__JOB__.
Show every line below where "take" can be found.

[Data records]
>>>

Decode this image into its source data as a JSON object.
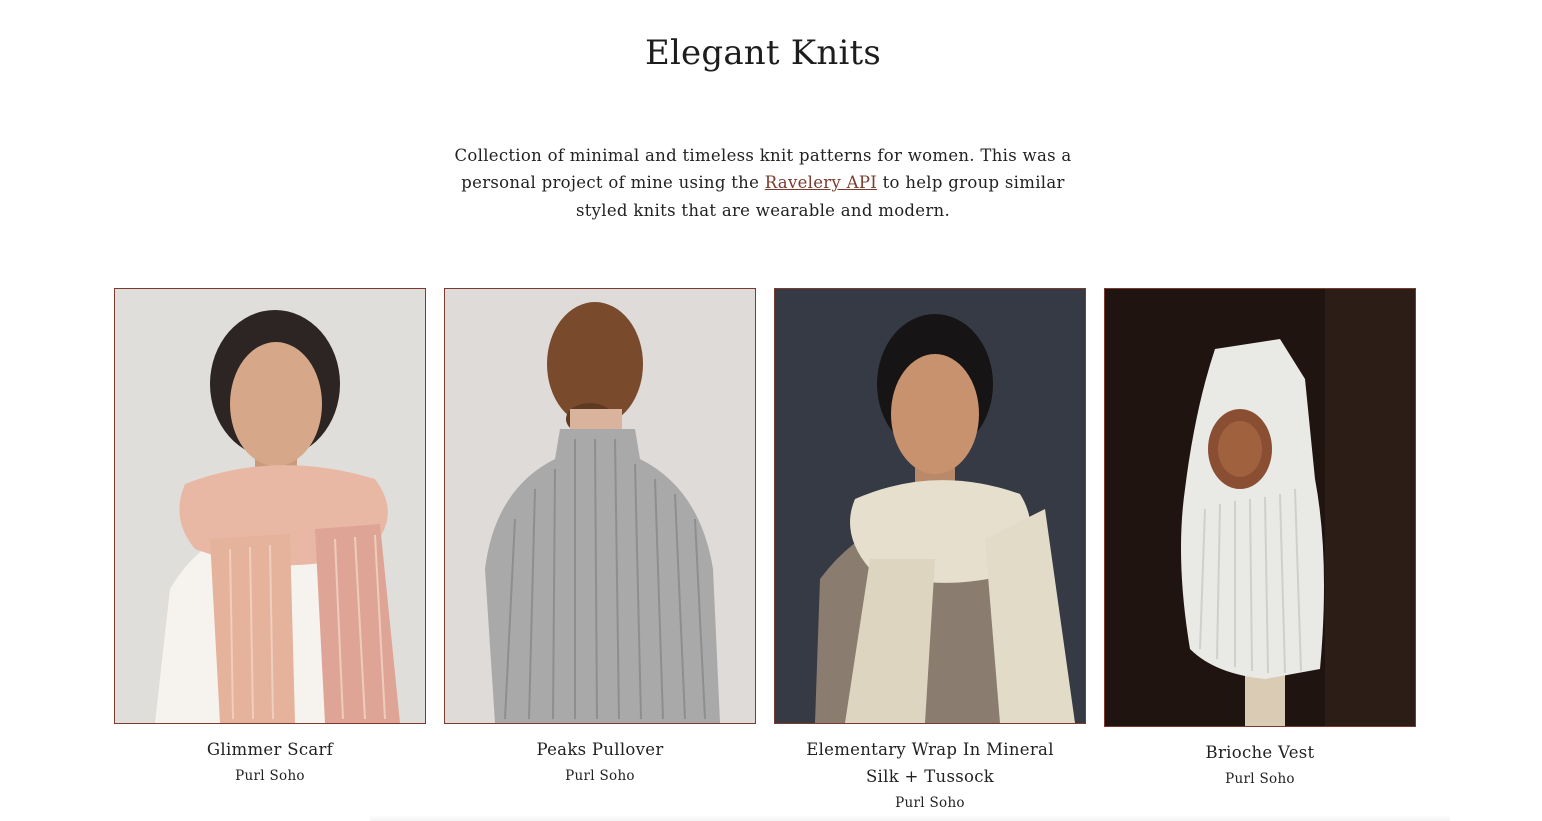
{
  "page": {
    "title": "Elegant Knits",
    "intro_before": "Collection of minimal and timeless knit patterns for women. This was a personal project of mine using the ",
    "intro_link": "Ravelery API",
    "intro_after": " to help group similar styled knits that are wearable and modern."
  },
  "colors": {
    "accent": "#7a3b2e",
    "text": "#222222",
    "background": "#ffffff"
  },
  "patterns": [
    {
      "name": "Glimmer Scarf",
      "designer": "Purl Soho",
      "image": "woman-in-pink-chunky-scarf-photo"
    },
    {
      "name": "Peaks Pullover",
      "designer": "Purl Soho",
      "image": "grey-ribbed-sweater-back-view-photo"
    },
    {
      "name": "Elementary Wrap In Mineral Silk + Tussock",
      "designer": "Purl Soho",
      "image": "woman-in-cream-wrap-photo"
    },
    {
      "name": "Brioche Vest",
      "designer": "Purl Soho",
      "image": "white-brioche-vest-on-dress-form-photo"
    }
  ]
}
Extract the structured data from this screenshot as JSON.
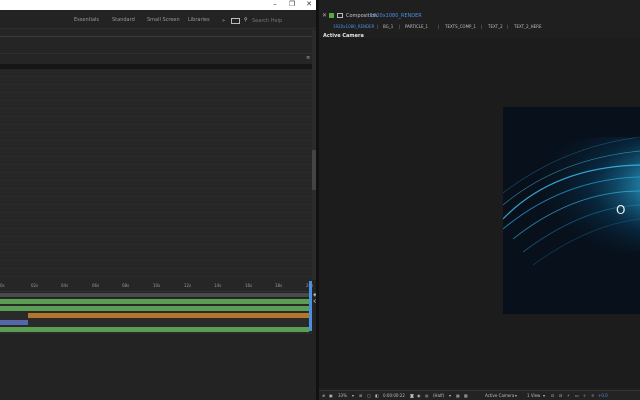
{
  "left_window": {
    "controls": {
      "minimize": "–",
      "maximize": "❐",
      "close": "✕"
    },
    "workspaces": [
      "Essentials",
      "Standard",
      "Small Screen",
      "Libraries"
    ],
    "overflow": "»",
    "search": {
      "placeholder": "Search Help"
    },
    "panel_close": "≡"
  },
  "timeline": {
    "ticks": [
      "0s",
      "02s",
      "04s",
      "06s",
      "08s",
      "10s",
      "12s",
      "14s",
      "16s",
      "18s",
      "20s"
    ],
    "layers": [
      {
        "color": "#5a9e54",
        "start": 0.0,
        "end": 1.0
      },
      {
        "color": "#5a9e54",
        "start": 0.0,
        "end": 1.0
      },
      {
        "color": "#b2762c",
        "start": 0.09,
        "end": 1.0
      },
      {
        "color": "#5667a8",
        "start": 0.0,
        "end": 0.09
      },
      {
        "color": "#5a9e54",
        "start": 0.0,
        "end": 0.99
      }
    ]
  },
  "comp_panel": {
    "close": "✕",
    "title_label": "Composition",
    "title_name": "1920x1080_RENDER",
    "tabs": [
      {
        "label": "1920x1080_RENDER",
        "active": true
      },
      {
        "label": "BG_1",
        "active": false
      },
      {
        "label": "PARTICLE_1",
        "active": false
      },
      {
        "label": "TEXTS_COMP_1",
        "active": false
      },
      {
        "label": "TEXT_2",
        "active": false
      },
      {
        "label": "TEXT_2_HERE",
        "active": false
      }
    ],
    "tab_separator": "|",
    "camera_label": "Active Camera",
    "canvas_letter": "O"
  },
  "viewer_bar": {
    "zoom": "33%",
    "timecode": "0:00:00:22",
    "resolution": "(Half)",
    "camera": "Active Camera",
    "views": "1 View",
    "exposure": "+0.0"
  },
  "colors": {
    "accent_blue": "#4a90e2",
    "green_label": "#5a9e54",
    "orange_label": "#b2762c",
    "purple_label": "#5667a8"
  }
}
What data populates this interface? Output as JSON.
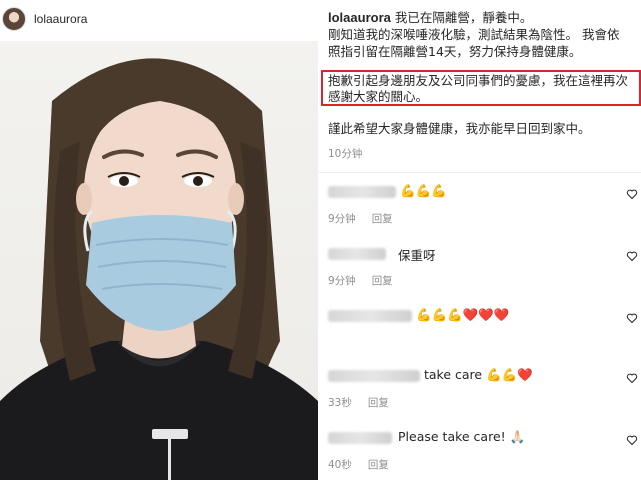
{
  "post": {
    "username": "lolaaurora"
  },
  "caption": {
    "username": "lolaaurora",
    "line1": "我已在隔離營，靜養中。",
    "line2": "剛知道我的深喉唾液化驗，測試結果為陰性。 我會依",
    "line3": "照指引留在隔離營14天，努力保持身體健康。",
    "highlight_line1": "抱歉引起身邊朋友及公司同事們的憂慮，我在這裡再次",
    "highlight_line2": "感謝大家的關心。",
    "closing": "謹此希望大家身體健康，我亦能早日回到家中。",
    "time": "10分钟"
  },
  "highlight_color": "#d9262c",
  "comments": [
    {
      "text": "💪💪💪",
      "time": "9分钟",
      "reply": "回复"
    },
    {
      "text": "保重呀",
      "time": "9分钟",
      "reply": "回复"
    },
    {
      "text": "💪💪💪❤️❤️❤️",
      "time": "",
      "reply": ""
    },
    {
      "text": "take care 💪💪❤️",
      "time": "33秒",
      "reply": "回复"
    },
    {
      "text": "Please take care! 🙏🏻",
      "time": "40秒",
      "reply": "回复"
    }
  ],
  "icons": {
    "like": "heart-outline-icon",
    "avatar": "avatar"
  }
}
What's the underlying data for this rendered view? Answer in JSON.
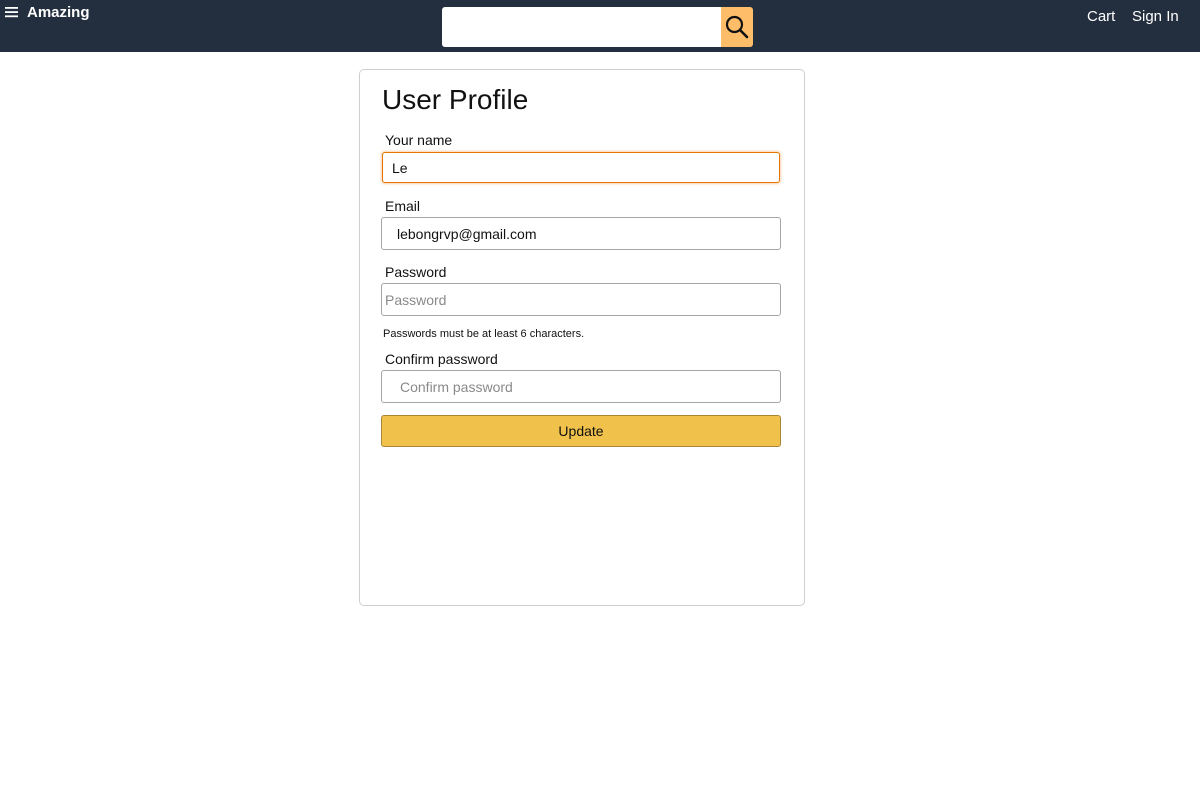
{
  "header": {
    "brand": "Amazing",
    "search": {
      "value": "",
      "placeholder": ""
    },
    "cart_label": "Cart",
    "signin_label": "Sign In"
  },
  "profile": {
    "title": "User Profile",
    "name": {
      "label": "Your name",
      "value": "Le",
      "placeholder": ""
    },
    "email": {
      "label": "Email",
      "value": "lebongrvp@gmail.com",
      "placeholder": ""
    },
    "password": {
      "label": "Password",
      "value": "",
      "placeholder": "Password"
    },
    "password_hint": "Passwords must be at least 6 characters.",
    "confirm": {
      "label": "Confirm password",
      "value": "",
      "placeholder": "Confirm password"
    },
    "update_label": "Update"
  },
  "colors": {
    "header_bg": "#232f3e",
    "search_button": "#febd69",
    "update_button": "#f0c14b",
    "focus_border": "#e77600"
  },
  "icons": {
    "menu": "hamburger-icon",
    "search": "magnifier-icon"
  }
}
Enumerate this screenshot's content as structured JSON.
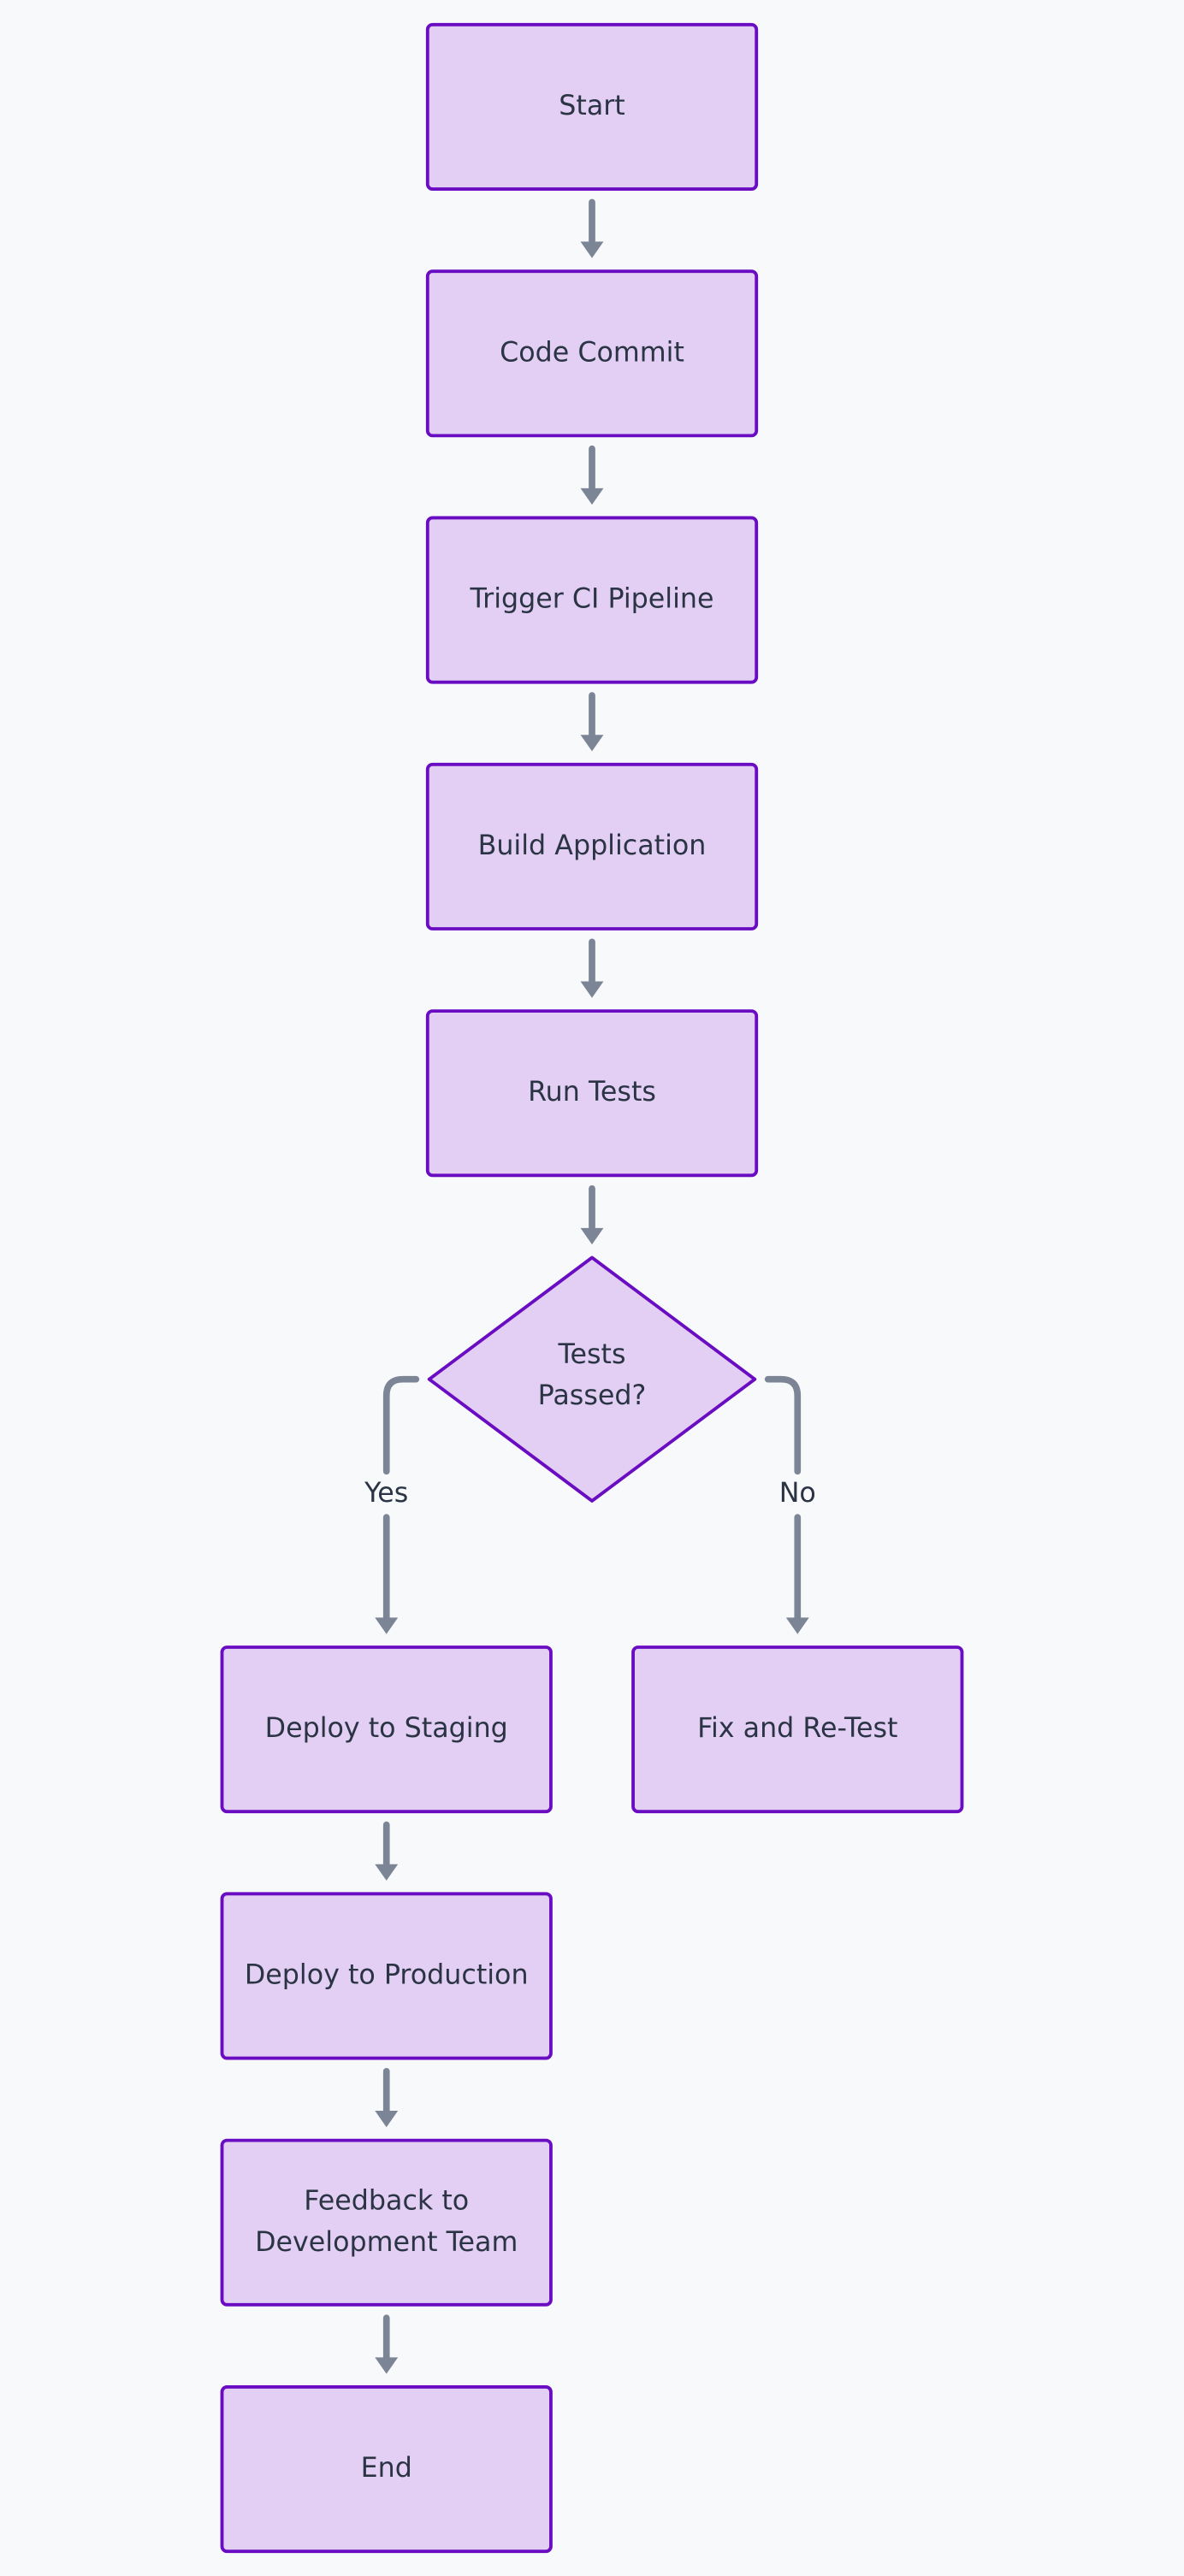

<<<

__ANSWER TO THE EXERCISE__.
      "text": "take care 💪💪❤️",
      "text": "Please take care! 🙏🏻",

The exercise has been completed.